:: Extracted records ::

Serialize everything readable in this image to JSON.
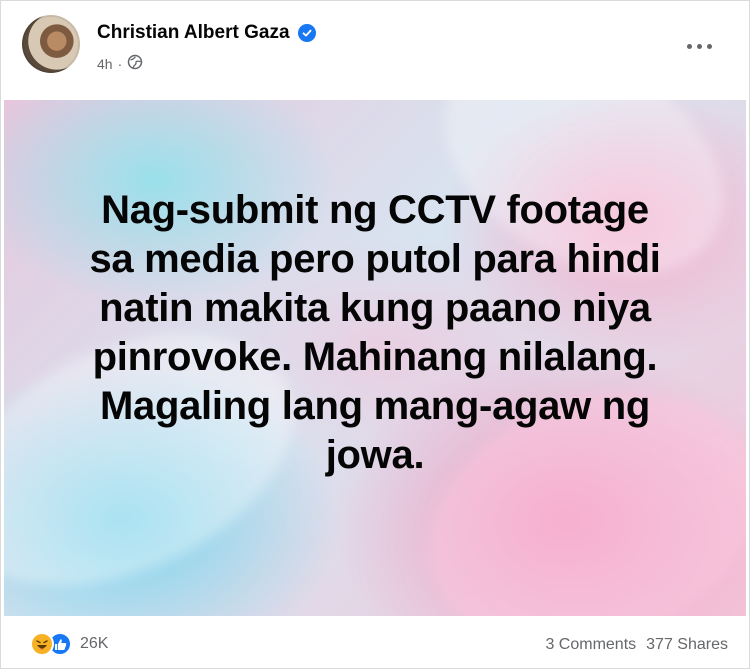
{
  "post": {
    "author": "Christian Albert Gaza",
    "time": "4h",
    "privacy_icon": "globe-icon",
    "verified_icon": "verified-badge-icon",
    "menu_icon": "more-options-icon",
    "text": "Nag-submit ng CCTV footage\nsa media pero putol para hindi\nnatin makita kung paano niya\npinrovoke. Mahinang nilalang.\nMagaling lang mang-agaw ng\njowa."
  },
  "footer": {
    "reactions": [
      "haha-icon",
      "like-icon"
    ],
    "reaction_count": "26K",
    "comments": "3 Comments",
    "shares": "377 Shares"
  },
  "colors": {
    "accent": "#1877f2",
    "haha": "#f7b125",
    "text": "#050505",
    "secondary_text": "#65676b"
  }
}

:: What is needed ::
Take the listing above and print it exactly, apart from the pictures.

:: Answer to the exercise ::
Serialize everything readable in this image to JSON.
{
  "post": {
    "author": "Christian Albert Gaza",
    "time": "4h",
    "privacy_icon": "globe-icon",
    "verified_icon": "verified-badge-icon",
    "menu_icon": "more-options-icon",
    "text": "Nag-submit ng CCTV footage\nsa media pero putol para hindi\nnatin makita kung paano niya\npinrovoke. Mahinang nilalang.\nMagaling lang mang-agaw ng\njowa."
  },
  "footer": {
    "reactions": [
      "haha-icon",
      "like-icon"
    ],
    "reaction_count": "26K",
    "comments": "3 Comments",
    "shares": "377 Shares"
  },
  "colors": {
    "accent": "#1877f2",
    "haha": "#f7b125",
    "text": "#050505",
    "secondary_text": "#65676b"
  }
}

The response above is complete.